• PROVIDED DATA:
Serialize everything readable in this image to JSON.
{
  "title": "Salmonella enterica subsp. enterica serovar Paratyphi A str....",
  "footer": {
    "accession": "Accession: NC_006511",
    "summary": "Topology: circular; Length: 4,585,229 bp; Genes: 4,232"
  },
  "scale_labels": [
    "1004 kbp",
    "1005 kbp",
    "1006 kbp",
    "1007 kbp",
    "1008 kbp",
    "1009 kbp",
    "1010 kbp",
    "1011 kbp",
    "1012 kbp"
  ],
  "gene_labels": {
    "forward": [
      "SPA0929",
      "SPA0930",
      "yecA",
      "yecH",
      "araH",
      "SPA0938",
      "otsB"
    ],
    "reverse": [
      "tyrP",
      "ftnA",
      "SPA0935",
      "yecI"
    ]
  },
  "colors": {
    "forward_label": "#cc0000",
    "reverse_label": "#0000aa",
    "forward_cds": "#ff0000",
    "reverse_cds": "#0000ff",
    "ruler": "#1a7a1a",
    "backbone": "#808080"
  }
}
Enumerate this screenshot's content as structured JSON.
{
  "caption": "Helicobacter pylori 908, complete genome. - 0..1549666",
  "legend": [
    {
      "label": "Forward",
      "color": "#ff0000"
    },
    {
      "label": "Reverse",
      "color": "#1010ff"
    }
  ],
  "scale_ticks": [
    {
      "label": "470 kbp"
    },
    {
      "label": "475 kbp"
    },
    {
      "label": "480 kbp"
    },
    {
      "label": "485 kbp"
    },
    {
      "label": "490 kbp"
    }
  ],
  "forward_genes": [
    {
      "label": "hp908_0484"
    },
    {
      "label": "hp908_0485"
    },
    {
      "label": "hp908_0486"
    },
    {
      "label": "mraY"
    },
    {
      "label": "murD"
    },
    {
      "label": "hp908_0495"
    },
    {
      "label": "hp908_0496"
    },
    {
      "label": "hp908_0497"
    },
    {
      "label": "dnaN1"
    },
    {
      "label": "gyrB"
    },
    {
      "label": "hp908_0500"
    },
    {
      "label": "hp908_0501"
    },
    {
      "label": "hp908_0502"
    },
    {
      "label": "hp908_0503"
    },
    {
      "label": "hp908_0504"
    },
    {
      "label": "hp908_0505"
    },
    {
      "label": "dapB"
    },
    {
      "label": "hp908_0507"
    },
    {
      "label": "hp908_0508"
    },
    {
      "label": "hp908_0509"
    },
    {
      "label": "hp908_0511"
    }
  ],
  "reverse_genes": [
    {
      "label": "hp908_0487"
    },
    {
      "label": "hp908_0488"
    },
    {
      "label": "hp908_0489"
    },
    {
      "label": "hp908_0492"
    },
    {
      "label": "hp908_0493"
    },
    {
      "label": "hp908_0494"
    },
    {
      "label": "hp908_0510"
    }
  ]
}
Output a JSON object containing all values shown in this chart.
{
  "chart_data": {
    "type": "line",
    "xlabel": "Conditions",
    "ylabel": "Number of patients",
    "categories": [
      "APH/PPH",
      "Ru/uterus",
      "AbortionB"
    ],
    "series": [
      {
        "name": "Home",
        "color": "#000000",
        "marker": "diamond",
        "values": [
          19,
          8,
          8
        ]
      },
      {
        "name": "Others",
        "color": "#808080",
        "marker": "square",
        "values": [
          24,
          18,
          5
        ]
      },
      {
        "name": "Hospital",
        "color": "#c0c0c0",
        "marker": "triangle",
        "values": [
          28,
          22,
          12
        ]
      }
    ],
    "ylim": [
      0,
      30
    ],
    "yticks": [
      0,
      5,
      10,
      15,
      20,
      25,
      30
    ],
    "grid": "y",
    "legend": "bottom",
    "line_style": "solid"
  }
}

• EXERCISE: Please repeat the material in full, keeping it exact.

• ANSWER FOR THE TASK:
Serialize everything readable in this image to JSON.
{
  "title": "Salmonella enterica subsp. enterica serovar Paratyphi A str....",
  "footer": {
    "accession": "Accession: NC_006511",
    "summary": "Topology: circular; Length: 4,585,229 bp; Genes: 4,232"
  },
  "scale_labels": [
    "1004 kbp",
    "1005 kbp",
    "1006 kbp",
    "1007 kbp",
    "1008 kbp",
    "1009 kbp",
    "1010 kbp",
    "1011 kbp",
    "1012 kbp"
  ],
  "gene_labels": {
    "forward": [
      "SPA0929",
      "SPA0930",
      "yecA",
      "yecH",
      "araH",
      "SPA0938",
      "otsB"
    ],
    "reverse": [
      "tyrP",
      "ftnA",
      "SPA0935",
      "yecI"
    ]
  },
  "colors": {
    "forward_label": "#cc0000",
    "reverse_label": "#0000aa",
    "forward_cds": "#ff0000",
    "reverse_cds": "#0000ff",
    "ruler": "#1a7a1a",
    "backbone": "#808080"
  }
}
Enumerate this screenshot's content as structured JSON.
{
  "caption": "Helicobacter pylori 908, complete genome. - 0..1549666",
  "legend": [
    {
      "label": "Forward",
      "color": "#ff0000"
    },
    {
      "label": "Reverse",
      "color": "#1010ff"
    }
  ],
  "scale_ticks": [
    {
      "label": "470 kbp"
    },
    {
      "label": "475 kbp"
    },
    {
      "label": "480 kbp"
    },
    {
      "label": "485 kbp"
    },
    {
      "label": "490 kbp"
    }
  ],
  "forward_genes": [
    {
      "label": "hp908_0484"
    },
    {
      "label": "hp908_0485"
    },
    {
      "label": "hp908_0486"
    },
    {
      "label": "mraY"
    },
    {
      "label": "murD"
    },
    {
      "label": "hp908_0495"
    },
    {
      "label": "hp908_0496"
    },
    {
      "label": "hp908_0497"
    },
    {
      "label": "dnaN1"
    },
    {
      "label": "gyrB"
    },
    {
      "label": "hp908_0500"
    },
    {
      "label": "hp908_0501"
    },
    {
      "label": "hp908_0502"
    },
    {
      "label": "hp908_0503"
    },
    {
      "label": "hp908_0504"
    },
    {
      "label": "hp908_0505"
    },
    {
      "label": "dapB"
    },
    {
      "label": "hp908_0507"
    },
    {
      "label": "hp908_0508"
    },
    {
      "label": "hp908_0509"
    },
    {
      "label": "hp908_0511"
    }
  ],
  "reverse_genes": [
    {
      "label": "hp908_0487"
    },
    {
      "label": "hp908_0488"
    },
    {
      "label": "hp908_0489"
    },
    {
      "label": "hp908_0492"
    },
    {
      "label": "hp908_0493"
    },
    {
      "label": "hp908_0494"
    },
    {
      "label": "hp908_0510"
    }
  ]
}
Output a JSON object containing all values shown in this chart.
{
  "chart_data": {
    "type": "line",
    "xlabel": "Conditions",
    "ylabel": "Number of patients",
    "categories": [
      "APH/PPH",
      "Ru/uterus",
      "AbortionB"
    ],
    "series": [
      {
        "name": "Home",
        "color": "#000000",
        "marker": "diamond",
        "values": [
          19,
          8,
          8
        ]
      },
      {
        "name": "Others",
        "color": "#808080",
        "marker": "square",
        "values": [
          24,
          18,
          5
        ]
      },
      {
        "name": "Hospital",
        "color": "#c0c0c0",
        "marker": "triangle",
        "values": [
          28,
          22,
          12
        ]
      }
    ],
    "ylim": [
      0,
      30
    ],
    "yticks": [
      0,
      5,
      10,
      15,
      20,
      25,
      30
    ],
    "grid": "y",
    "legend": "bottom",
    "line_style": "solid"
  }
}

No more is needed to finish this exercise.